The exercise
List the lines of this listing that hold the word "використання".

[Data listing]
──────────
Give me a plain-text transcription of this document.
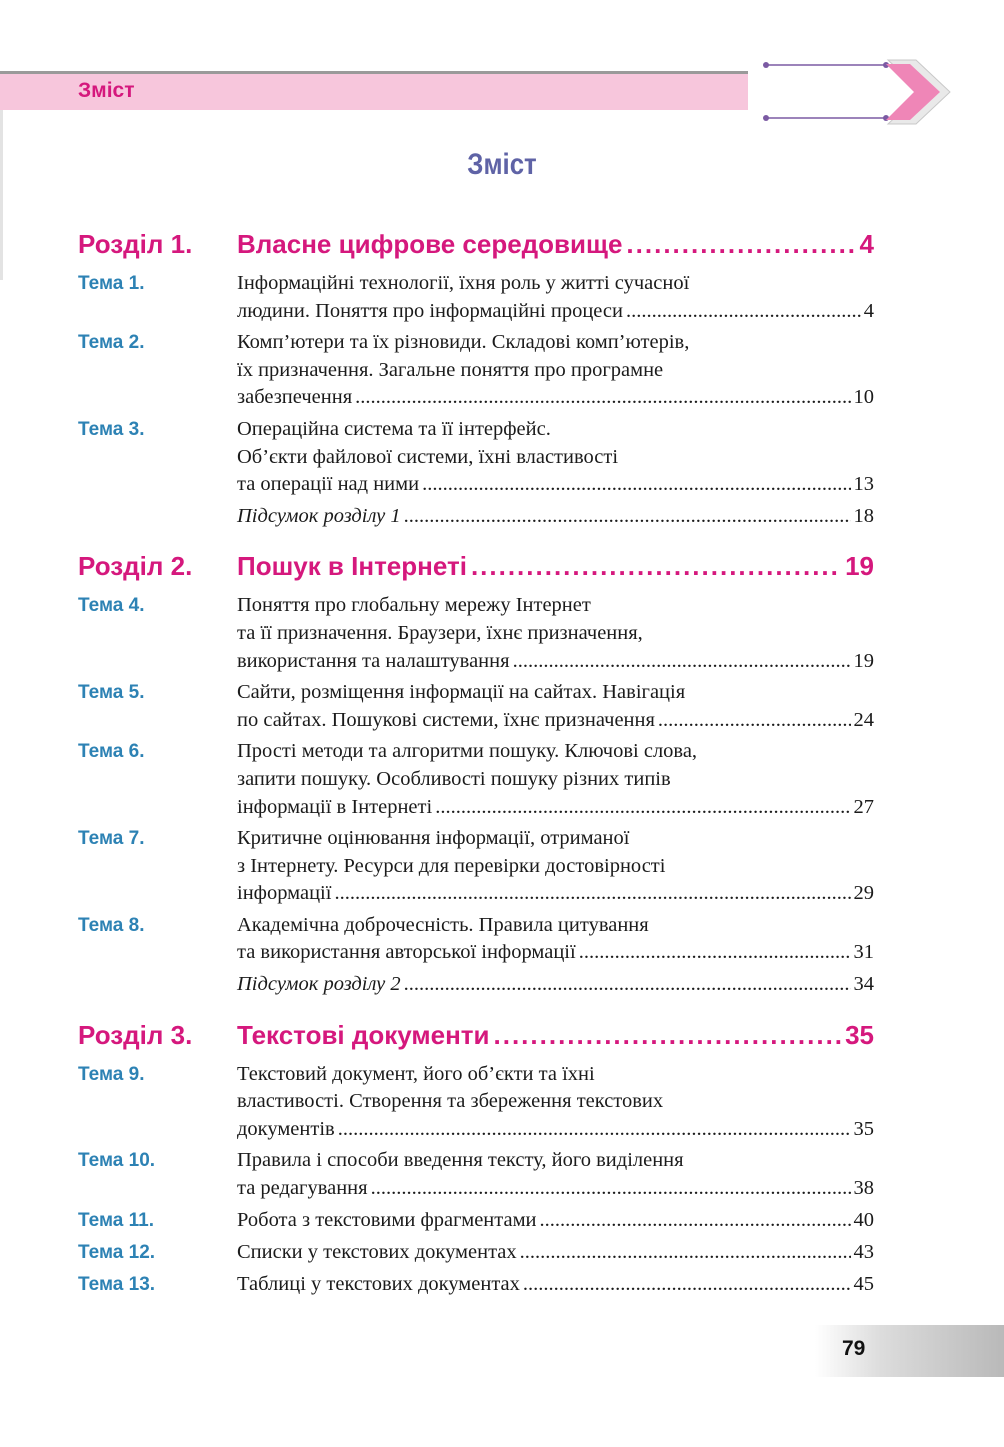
Зміст
Зміст
Розділ 1.	Власне цифрове середовище .....	4
Тема 1.	Інформаційні технології, їхня роль у житті сучасної
людини. Поняття про інформаційні процеси .....	4
Тема 2.	Комп’ютери та їх різновиди. Складові комп’ютерів,
їх призначення. Загальне поняття про програмне
забезпечення .....	10
Тема 3.	Операційна система та її інтерфейс.
Об’єкти файлової системи, їхні властивості
та операції над ними .....	13
Підсумок розділу 1 .....	18
Розділ 2.	Пошук в Інтернеті .....	19
Тема 4.	Поняття про глобальну мережу Інтернет
та її призначення. Браузери, їхнє призначення,
використання та налаштування .....	19
Тема 5.	Сайти, розміщення інформації на сайтах. Навігація
по сайтах. Пошукові системи, їхнє призначення .....	24
Тема 6.	Прості методи та алгоритми пошуку. Ключові слова,
запити пошуку. Особливості пошуку різних типів
інформації в Інтернеті .....	27
Тема 7.	Критичне оцінювання інформації, отриманої
з Інтернету. Ресурси для перевірки достовірності
інформації .....	29
Тема 8.	Академічна доброчесність. Правила цитування
та використання авторської інформації .....	31
Підсумок розділу 2 .....	34
Розділ 3.	Текстові документи .....	35
Тема 9.	Текстовий документ, його об’єкти та їхні
властивості. Створення та збереження текстових
документів .....	35
Тема 10.	Правила і способи введення тексту, його виділення
та редагування .....	38
Тема 11.	Робота з текстовими фрагментами .....	40
Тема 12.	Списки у текстових документах .....	43
Тема 13.	Таблиці у текстових документах .....	45

79
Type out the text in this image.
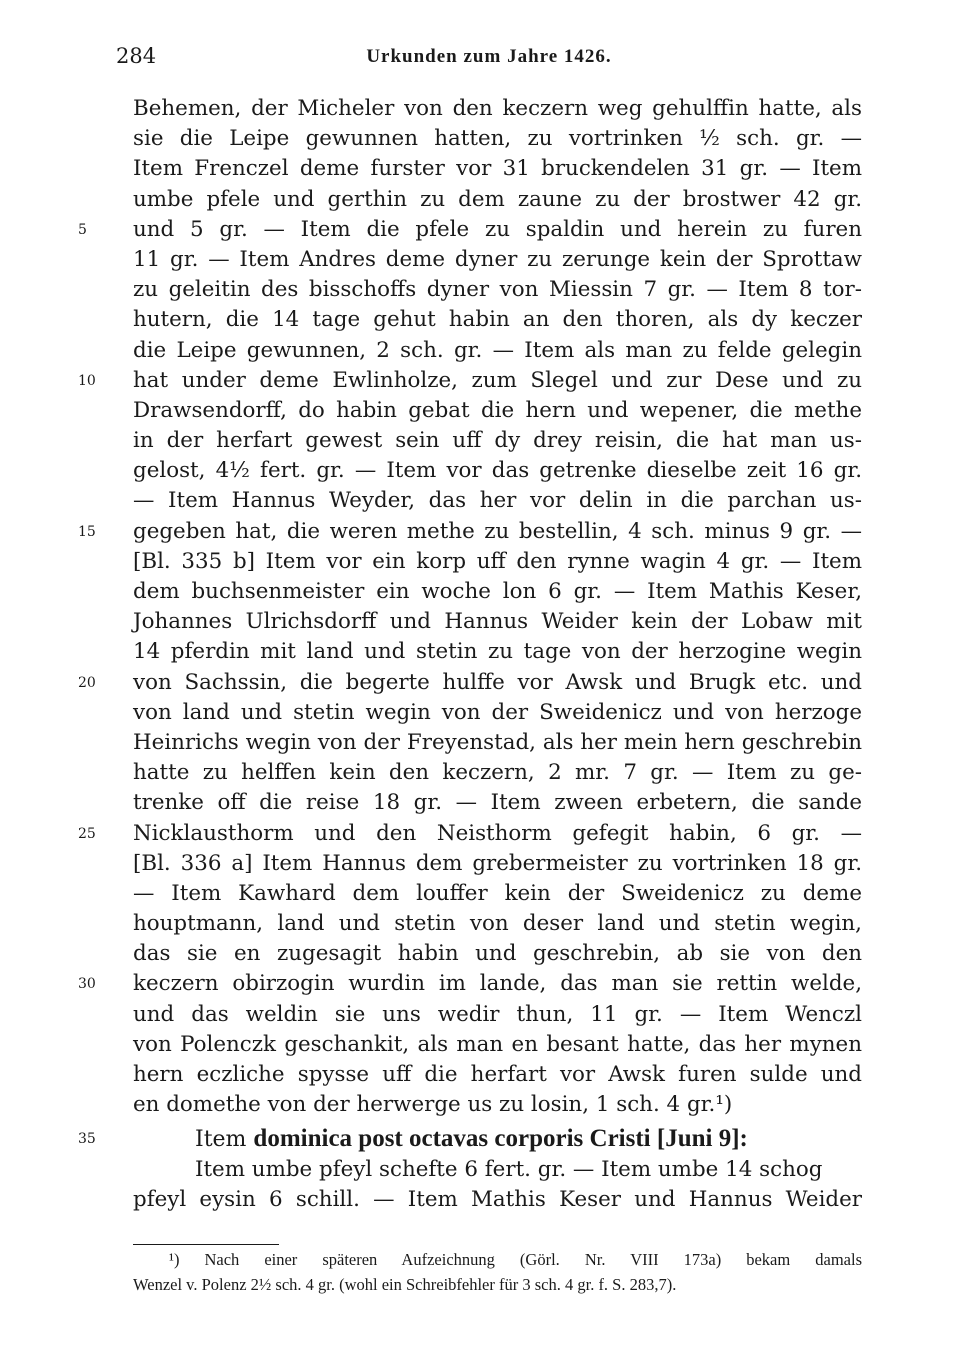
284	Urkunden zum Jahre 1426.
Behemen, der Micheler von den keczern weg gehulffin hatte, als
sie die Leipe gewunnen hatten, zu vortrinken ½ sch. gr. —
Item Frenczel deme furster vor 31 bruckendelen 31 gr. — Item
umbe pfele und gerthin zu dem zaune zu der brostwer 42 gr.
5	und 5 gr. — Item die pfele zu spaldin und herein zu furen
11 gr. — Item Andres deme dyner zu zerunge kein der Sprottaw
zu geleitin des bisschoffs dyner von Miessin 7 gr. — Item 8 tor-
hutern, die 14 tage gehut habin an den thoren, als dy keczer
die Leipe gewunnen, 2 sch. gr. — Item als man zu felde gelegin
10	hat under deme Ewlinholze, zum Slegel und zur Dese und zu
Drawsendorff, do habin gebat die hern und wepener, die methe
in der herfart gewest sein uff dy drey reisin, die hat man us-
gelost, 4½ fert. gr. — Item vor das getrenke dieselbe zeit 16 gr.
— Item Hannus Weyder, das her vor delin in die parchan us-
15	gegeben hat, die weren methe zu bestellin, 4 sch. minus 9 gr. —
[Bl. 335 b] Item vor ein korp uff den rynne wagin 4 gr. — Item
dem buchsenmeister ein woche lon 6 gr. — Item Mathis Keser,
Johannes Ulrichsdorff und Hannus Weider kein der Lobaw mit
14 pferdin mit land und stetin zu tage von der herzogine wegin
20	von Sachssin, die begerte hulffe vor Awsk und Brugk etc. und
von land und stetin wegin von der Sweidenicz und von herzoge
Heinrichs wegin von der Freyenstad, als her mein hern geschrebin
hatte zu helffen kein den keczern, 2 mr. 7 gr. — Item zu ge-
trenke off die reise 18 gr. — Item zween erbetern, die sande
25	Nicklausthorm und den Neisthorm gefegit habin, 6 gr. —
[Bl. 336 a] Item Hannus dem grebermeister zu vortrinken 18 gr.
— Item Kawhard dem louffer kein der Sweidenicz zu deme
houptmann, land und stetin von deser land und stetin wegin,
das sie en zugesagit habin und geschrebin, ab sie von den
30	keczern obirzogin wurdin im lande, das man sie rettin welde,
und das weldin sie uns wedir thun, 11 gr. — Item Wenczl
von Polenczk geschankit, als man en besant hatte, das her mynen
hern eczliche spysse uff die herfart vor Awsk furen sulde und
en domethe von der herwerge us zu losin, 1 sch. 4 gr.¹)
35	Item dominica post octavas corporis Cristi [Juni 9]:
Item umbe pfeyl schefte 6 fert. gr. — Item umbe 14 schog
pfeyl eysin 6 schill. — Item Mathis Keser und Hannus Weider
¹) Nach einer späteren Aufzeichnung (Görl. Nr. VIII 173a) bekam damals
Wenzel v. Polenz 2½ sch. 4 gr. (wohl ein Schreibfehler für 3 sch. 4 gr. f. S. 283,7).
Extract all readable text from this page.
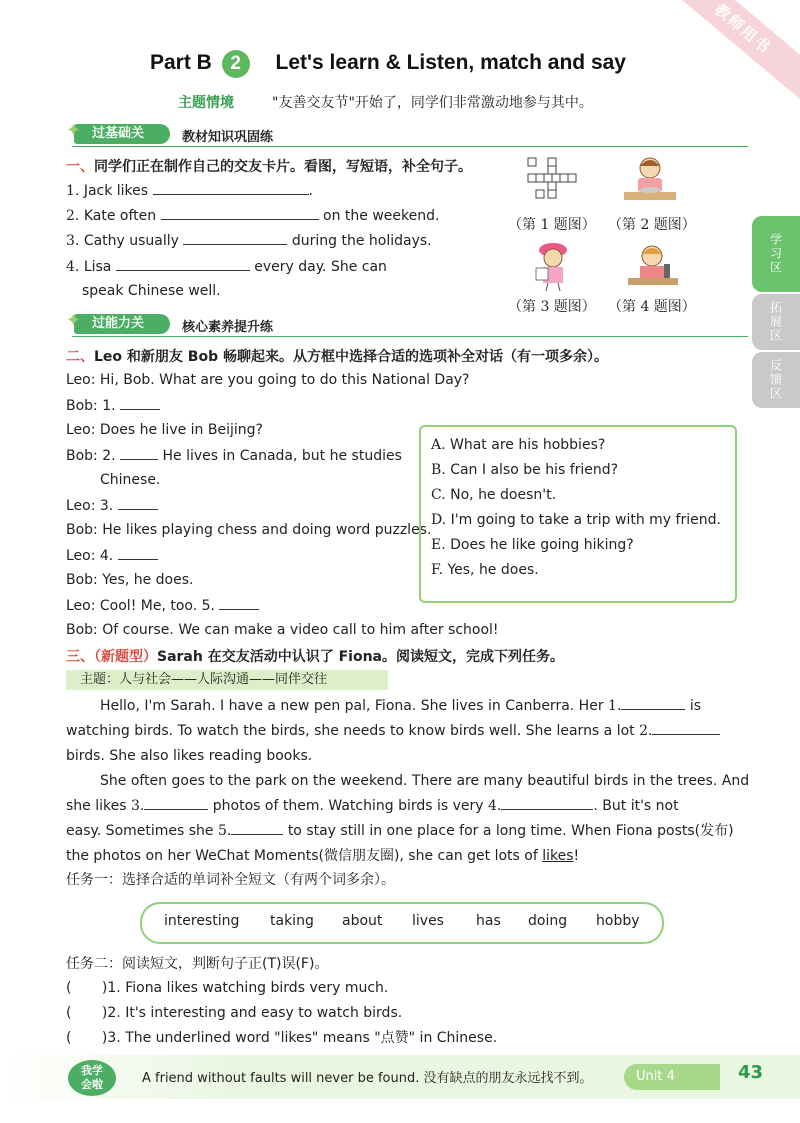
教师用书
Part B 2 Let's learn & Listen, match and say
主题情境	"友善交友节"开始了，同学们非常激动地参与其中。
✦ 过基础关	教材知识巩固练
一、同学们正在制作自己的交友卡片。看图，写短语，补全句子。
1. Jack likes	.
2. Kate often	on the weekend.
3. Cathy usually	during the holidays.
4. Lisa	every day. She can
speak Chinese well.
（第 1 题图） （第 2 题图）
（第 3 题图） （第 4 题图）
学习区
拓展区
反馈区
✦ 过能力关	核心素养提升练
二、Leo 和新朋友 Bob 畅聊起来。从方框中选择合适的选项补全对话（有一项多余）。
Leo: Hi, Bob. What are you going to do this National Day?
Bob: 1.
Leo: Does he live in Beijing?
Bob: 2.	He lives in Canada, but he studies
Chinese.
Leo: 3.
Bob: He likes playing chess and doing word puzzles.
Leo: 4.
Bob: Yes, he does.
Leo: Cool! Me, too. 5.
Bob: Of course. We can make a video call to him after school!
A. What are his hobbies?
B. Can I also be his friend?
C. No, he doesn't.
D. I'm going to take a trip with my friend.
E. Does he like going hiking?
F. Yes, he does.
三、（新题型）Sarah 在交友活动中认识了 Fiona。阅读短文，完成下列任务。
主题：人与社会——人际沟通——同伴交往
Hello, I'm Sarah. I have a new pen pal, Fiona. She lives in Canberra. Her 1.	is
watching birds. To watch the birds, she needs to know birds well. She learns a lot 2.
birds. She also likes reading books.
She often goes to the park on the weekend. There are many beautiful birds in the trees. And
she likes 3.	photos of them. Watching birds is very 4.	. But it's not
easy. Sometimes she 5.	to stay still in one place for a long time. When Fiona posts(发布)
the photos on her WeChat Moments(微信朋友圈), she can get lots of likes!
任务一：选择合适的单词补全短文（有两个词多余）。
interesting taking about lives has doing hobby
任务二：阅读短文，判断句子正(T)误(F)。
( )1. Fiona likes watching birds very much.
( )2. It's interesting and easy to watch birds.
( )3. The underlined word "likes" means "点赞" in Chinese.
我学
会啦	A friend without faults will never be found. 没有缺点的朋友永远找不到。	Unit 4	43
──────────
Exercise response
використання та налаштування .....	19
та використання авторської інформації .....	31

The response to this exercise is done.